* Begin Task input *
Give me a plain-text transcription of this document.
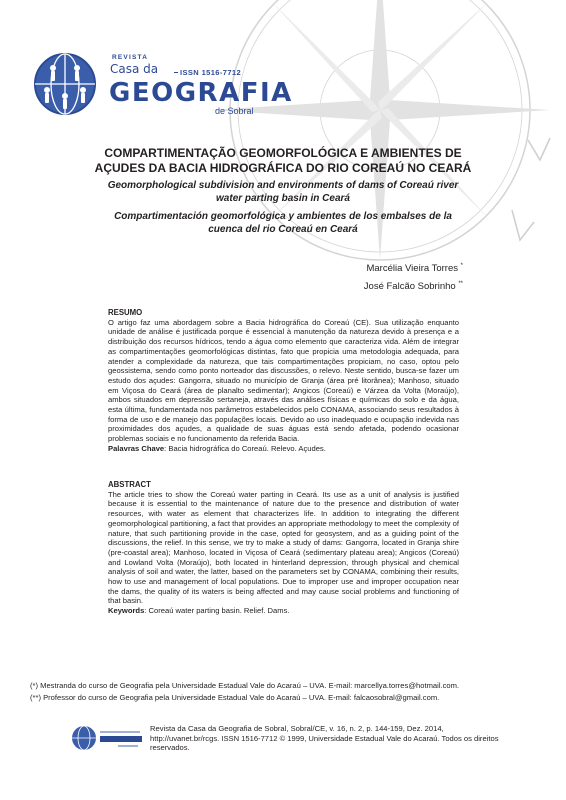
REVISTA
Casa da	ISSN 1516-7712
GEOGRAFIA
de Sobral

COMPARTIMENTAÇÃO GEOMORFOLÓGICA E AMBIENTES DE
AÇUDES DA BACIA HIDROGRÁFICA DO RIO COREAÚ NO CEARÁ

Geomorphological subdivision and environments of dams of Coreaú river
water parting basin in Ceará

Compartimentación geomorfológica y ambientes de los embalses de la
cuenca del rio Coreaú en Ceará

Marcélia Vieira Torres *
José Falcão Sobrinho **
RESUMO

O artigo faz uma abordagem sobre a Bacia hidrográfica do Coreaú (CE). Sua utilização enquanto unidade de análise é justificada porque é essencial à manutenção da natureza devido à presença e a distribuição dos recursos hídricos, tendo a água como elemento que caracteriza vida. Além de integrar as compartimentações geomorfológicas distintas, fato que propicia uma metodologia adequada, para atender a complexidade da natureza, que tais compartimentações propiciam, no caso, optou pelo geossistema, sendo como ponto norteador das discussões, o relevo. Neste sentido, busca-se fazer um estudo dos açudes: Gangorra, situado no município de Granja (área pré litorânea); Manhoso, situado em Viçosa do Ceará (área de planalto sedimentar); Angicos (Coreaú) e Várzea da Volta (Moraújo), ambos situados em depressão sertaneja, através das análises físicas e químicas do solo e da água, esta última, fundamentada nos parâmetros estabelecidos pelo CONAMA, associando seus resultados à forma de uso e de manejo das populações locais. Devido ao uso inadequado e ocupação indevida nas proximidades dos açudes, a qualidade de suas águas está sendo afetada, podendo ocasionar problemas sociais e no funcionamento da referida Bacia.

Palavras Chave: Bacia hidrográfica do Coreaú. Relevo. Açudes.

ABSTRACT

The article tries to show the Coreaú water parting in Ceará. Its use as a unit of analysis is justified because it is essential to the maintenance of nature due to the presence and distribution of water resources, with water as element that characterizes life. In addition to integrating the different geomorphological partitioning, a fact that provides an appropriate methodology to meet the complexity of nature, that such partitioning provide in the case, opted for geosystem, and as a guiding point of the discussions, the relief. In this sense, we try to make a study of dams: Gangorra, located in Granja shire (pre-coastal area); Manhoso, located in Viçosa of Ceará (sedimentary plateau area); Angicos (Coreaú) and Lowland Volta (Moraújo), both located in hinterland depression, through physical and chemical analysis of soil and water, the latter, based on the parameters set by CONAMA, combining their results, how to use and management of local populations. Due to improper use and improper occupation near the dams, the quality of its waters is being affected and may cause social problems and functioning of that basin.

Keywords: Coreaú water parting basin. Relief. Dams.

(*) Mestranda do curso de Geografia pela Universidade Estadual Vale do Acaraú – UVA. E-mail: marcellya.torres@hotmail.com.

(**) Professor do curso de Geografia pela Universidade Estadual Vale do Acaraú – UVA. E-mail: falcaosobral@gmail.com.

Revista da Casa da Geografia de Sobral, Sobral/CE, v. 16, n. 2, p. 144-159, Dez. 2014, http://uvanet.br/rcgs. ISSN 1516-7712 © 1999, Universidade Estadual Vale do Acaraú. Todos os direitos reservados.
* End Task input *
What the task asks: Restate the records above in full, word for word. Keep pictures out.

Response:
Give me a plain-text transcription of this document.
REVISTA
Casa da	ISSN 1516-7712
GEOGRAFIA
de Sobral

COMPARTIMENTAÇÃO GEOMORFOLÓGICA E AMBIENTES DE
AÇUDES DA BACIA HIDROGRÁFICA DO RIO COREAÚ NO CEARÁ

Geomorphological subdivision and environments of dams of Coreaú river
water parting basin in Ceará

Compartimentación geomorfológica y ambientes de los embalses de la
cuenca del rio Coreaú en Ceará

Marcélia Vieira Torres *
José Falcão Sobrinho **
RESUMO

O artigo faz uma abordagem sobre a Bacia hidrográfica do Coreaú (CE). Sua utilização enquanto unidade de análise é justificada porque é essencial à manutenção da natureza devido à presença e a distribuição dos recursos hídricos, tendo a água como elemento que caracteriza vida. Além de integrar as compartimentações geomorfológicas distintas, fato que propicia uma metodologia adequada, para atender a complexidade da natureza, que tais compartimentações propiciam, no caso, optou pelo geossistema, sendo como ponto norteador das discussões, o relevo. Neste sentido, busca-se fazer um estudo dos açudes: Gangorra, situado no município de Granja (área pré litorânea); Manhoso, situado em Viçosa do Ceará (área de planalto sedimentar); Angicos (Coreaú) e Várzea da Volta (Moraújo), ambos situados em depressão sertaneja, através das análises físicas e químicas do solo e da água, esta última, fundamentada nos parâmetros estabelecidos pelo CONAMA, associando seus resultados à forma de uso e de manejo das populações locais. Devido ao uso inadequado e ocupação indevida nas proximidades dos açudes, a qualidade de suas águas está sendo afetada, podendo ocasionar problemas sociais e no funcionamento da referida Bacia.

Palavras Chave: Bacia hidrográfica do Coreaú. Relevo. Açudes.

ABSTRACT

The article tries to show the Coreaú water parting in Ceará. Its use as a unit of analysis is justified because it is essential to the maintenance of nature due to the presence and distribution of water resources, with water as element that characterizes life. In addition to integrating the different geomorphological partitioning, a fact that provides an appropriate methodology to meet the complexity of nature, that such partitioning provide in the case, opted for geosystem, and as a guiding point of the discussions, the relief. In this sense, we try to make a study of dams: Gangorra, located in Granja shire (pre-coastal area); Manhoso, located in Viçosa of Ceará (sedimentary plateau area); Angicos (Coreaú) and Lowland Volta (Moraújo), both located in hinterland depression, through physical and chemical analysis of soil and water, the latter, based on the parameters set by CONAMA, combining their results, how to use and management of local populations. Due to improper use and improper occupation near the dams, the quality of its waters is being affected and may cause social problems and functioning of that basin.

Keywords: Coreaú water parting basin. Relief. Dams.

(*) Mestranda do curso de Geografia pela Universidade Estadual Vale do Acaraú – UVA. E-mail: marcellya.torres@hotmail.com.

(**) Professor do curso de Geografia pela Universidade Estadual Vale do Acaraú – UVA. E-mail: falcaosobral@gmail.com.

Revista da Casa da Geografia de Sobral, Sobral/CE, v. 16, n. 2, p. 144-159, Dez. 2014, http://uvanet.br/rcgs. ISSN 1516-7712 © 1999, Universidade Estadual Vale do Acaraú. Todos os direitos reservados.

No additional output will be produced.